Reproduce the message on Bogofilter accuracy from the words "And yet, until" through "0.42% fn (27).", renaming "tolerances" to "thresholds" throughout.
Begin EXTRACTED TEXT
Bogofilter accuracy plummets starting around March 10, 2010

Sun Apr 4 15:56:00 CEST 2010

On 04/04/2010 09:37 AM, Thomas Anderson wrote:
> That seems OK in regard to 0.5-min_dev<  robx<  0.5+min_dev<
> spam_cutoff.  However, your cutoffs seem way to high to me.
I am fairly certain that bogotune is picking the optimal cutoffs for the 
spam and ham I receive; that is, after all, the whole point of it, is it 
not?
> Spams vary far too much to be constrained to only 0.4% of scoring.
And yet, until March 10, tolerances that narrow were catching over 98% 
of the spam being sent to me.  To corroborate this, here is what my 
.bogofilter.cf looked like on March 1 (restored from backup), more than 
a week before I started having this problem, when bogofilter was still 
working great:

db_cachesize=43
robs=0.0100
min_dev=0.394
robx=0.600000
sp_esf=0.154134
ns_esf=0.003662
spam_cutoff=0.900726    # for 0.05% fp (3); expect 0.42% fn (27).
ham_cutoff=0.450
> It
> seems like you will naturally get lots of unsures and false negatives
> with those numbers.
And yet, I wasn't.
> If they're not in the RFC and you don't need them for your particular
> setup (you can include/exclude any headers you like), then why would you
> need them?  In any event, that's configurable.  Also, why would you want
> a received line which is clearly forged?
End EXTRACTED TEXT
Begin DATASET
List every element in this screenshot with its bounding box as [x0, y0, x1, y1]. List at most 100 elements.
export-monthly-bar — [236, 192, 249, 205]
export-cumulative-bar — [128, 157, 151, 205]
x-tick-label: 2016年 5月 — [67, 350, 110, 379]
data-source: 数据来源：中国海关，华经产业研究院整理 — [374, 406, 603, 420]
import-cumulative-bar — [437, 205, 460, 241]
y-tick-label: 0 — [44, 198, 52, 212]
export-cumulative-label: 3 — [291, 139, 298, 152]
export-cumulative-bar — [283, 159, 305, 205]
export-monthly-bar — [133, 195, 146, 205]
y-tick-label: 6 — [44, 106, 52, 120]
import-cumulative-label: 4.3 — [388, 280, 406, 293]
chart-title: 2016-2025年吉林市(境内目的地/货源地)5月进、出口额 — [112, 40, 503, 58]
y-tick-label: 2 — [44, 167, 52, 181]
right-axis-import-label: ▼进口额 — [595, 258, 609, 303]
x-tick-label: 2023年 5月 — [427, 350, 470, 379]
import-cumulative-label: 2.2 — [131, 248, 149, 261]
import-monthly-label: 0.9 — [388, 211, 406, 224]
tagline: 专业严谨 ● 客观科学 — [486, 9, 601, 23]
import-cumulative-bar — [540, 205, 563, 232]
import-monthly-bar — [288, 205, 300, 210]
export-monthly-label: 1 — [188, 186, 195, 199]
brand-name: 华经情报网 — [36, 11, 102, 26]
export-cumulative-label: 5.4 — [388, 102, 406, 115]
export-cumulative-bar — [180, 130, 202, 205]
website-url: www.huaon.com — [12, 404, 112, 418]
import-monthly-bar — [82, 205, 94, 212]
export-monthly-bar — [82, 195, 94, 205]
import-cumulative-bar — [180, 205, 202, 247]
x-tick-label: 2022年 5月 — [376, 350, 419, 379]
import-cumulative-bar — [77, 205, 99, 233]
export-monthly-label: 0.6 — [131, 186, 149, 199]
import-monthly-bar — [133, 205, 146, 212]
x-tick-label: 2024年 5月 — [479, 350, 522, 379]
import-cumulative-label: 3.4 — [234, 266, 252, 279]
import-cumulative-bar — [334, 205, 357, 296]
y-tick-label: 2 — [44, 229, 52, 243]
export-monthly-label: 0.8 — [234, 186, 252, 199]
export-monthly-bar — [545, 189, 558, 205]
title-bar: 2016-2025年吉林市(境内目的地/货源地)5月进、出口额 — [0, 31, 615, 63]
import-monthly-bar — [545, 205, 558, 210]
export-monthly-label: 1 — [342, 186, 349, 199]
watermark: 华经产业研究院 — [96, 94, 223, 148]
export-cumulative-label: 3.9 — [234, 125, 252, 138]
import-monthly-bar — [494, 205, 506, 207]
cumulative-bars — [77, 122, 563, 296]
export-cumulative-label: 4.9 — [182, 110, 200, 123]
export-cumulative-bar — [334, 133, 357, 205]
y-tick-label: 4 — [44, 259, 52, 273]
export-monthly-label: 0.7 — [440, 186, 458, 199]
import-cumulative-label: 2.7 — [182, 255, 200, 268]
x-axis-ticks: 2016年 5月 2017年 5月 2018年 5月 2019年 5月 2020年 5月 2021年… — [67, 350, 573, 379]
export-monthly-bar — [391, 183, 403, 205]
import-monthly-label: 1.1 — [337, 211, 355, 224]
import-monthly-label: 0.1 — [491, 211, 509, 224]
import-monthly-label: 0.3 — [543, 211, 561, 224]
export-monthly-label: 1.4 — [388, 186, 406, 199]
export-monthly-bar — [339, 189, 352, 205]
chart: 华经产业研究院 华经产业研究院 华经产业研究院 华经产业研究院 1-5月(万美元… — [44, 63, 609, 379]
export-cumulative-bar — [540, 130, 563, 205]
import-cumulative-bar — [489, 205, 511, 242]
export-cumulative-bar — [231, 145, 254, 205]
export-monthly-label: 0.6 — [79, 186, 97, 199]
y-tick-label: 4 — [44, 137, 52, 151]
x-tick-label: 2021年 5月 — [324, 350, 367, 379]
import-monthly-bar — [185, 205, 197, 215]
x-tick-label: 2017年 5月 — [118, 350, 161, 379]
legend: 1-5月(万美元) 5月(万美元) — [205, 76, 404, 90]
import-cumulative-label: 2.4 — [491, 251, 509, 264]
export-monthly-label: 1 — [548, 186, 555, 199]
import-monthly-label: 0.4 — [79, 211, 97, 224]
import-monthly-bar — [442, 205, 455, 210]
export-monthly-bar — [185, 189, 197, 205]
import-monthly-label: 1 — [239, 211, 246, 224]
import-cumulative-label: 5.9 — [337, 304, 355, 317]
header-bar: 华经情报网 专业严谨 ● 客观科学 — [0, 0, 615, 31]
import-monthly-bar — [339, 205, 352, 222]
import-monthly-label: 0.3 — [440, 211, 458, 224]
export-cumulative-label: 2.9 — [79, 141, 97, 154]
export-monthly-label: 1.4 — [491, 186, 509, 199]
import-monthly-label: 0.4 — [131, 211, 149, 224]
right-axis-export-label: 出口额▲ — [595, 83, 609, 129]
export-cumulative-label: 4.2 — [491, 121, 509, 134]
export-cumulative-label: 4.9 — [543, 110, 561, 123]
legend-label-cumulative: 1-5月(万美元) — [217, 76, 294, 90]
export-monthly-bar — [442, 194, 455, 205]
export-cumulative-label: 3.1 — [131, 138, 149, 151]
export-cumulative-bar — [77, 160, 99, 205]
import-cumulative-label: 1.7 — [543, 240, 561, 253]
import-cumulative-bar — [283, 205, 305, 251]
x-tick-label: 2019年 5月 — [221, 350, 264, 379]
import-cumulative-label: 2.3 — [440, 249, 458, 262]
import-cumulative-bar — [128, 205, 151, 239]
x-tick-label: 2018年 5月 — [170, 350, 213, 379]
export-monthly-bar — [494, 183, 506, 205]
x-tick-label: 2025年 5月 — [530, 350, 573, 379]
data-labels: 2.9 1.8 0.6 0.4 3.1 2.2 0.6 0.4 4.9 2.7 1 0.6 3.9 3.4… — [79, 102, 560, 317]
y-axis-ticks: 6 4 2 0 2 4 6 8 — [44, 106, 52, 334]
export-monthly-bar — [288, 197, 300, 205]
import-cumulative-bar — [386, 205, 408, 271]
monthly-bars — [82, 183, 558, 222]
End DATASET
WRITTEN RESPONSE.
And yet, until March 10, thresholds that narrow were catching over 98% 
of the spam being sent to me.  To corroborate this, here is what my 
.bogofilter.cf looked like on March 1 (restored from backup), more than 
a week before I started having this problem, when bogofilter was still 
working great:

db_cachesize=43
robs=0.0100
min_dev=0.394
robx=0.600000
sp_esf=0.154134
ns_esf=0.003662
spam_cutoff=0.900726    # for 0.05% fp (3); expect 0.42% fn (27).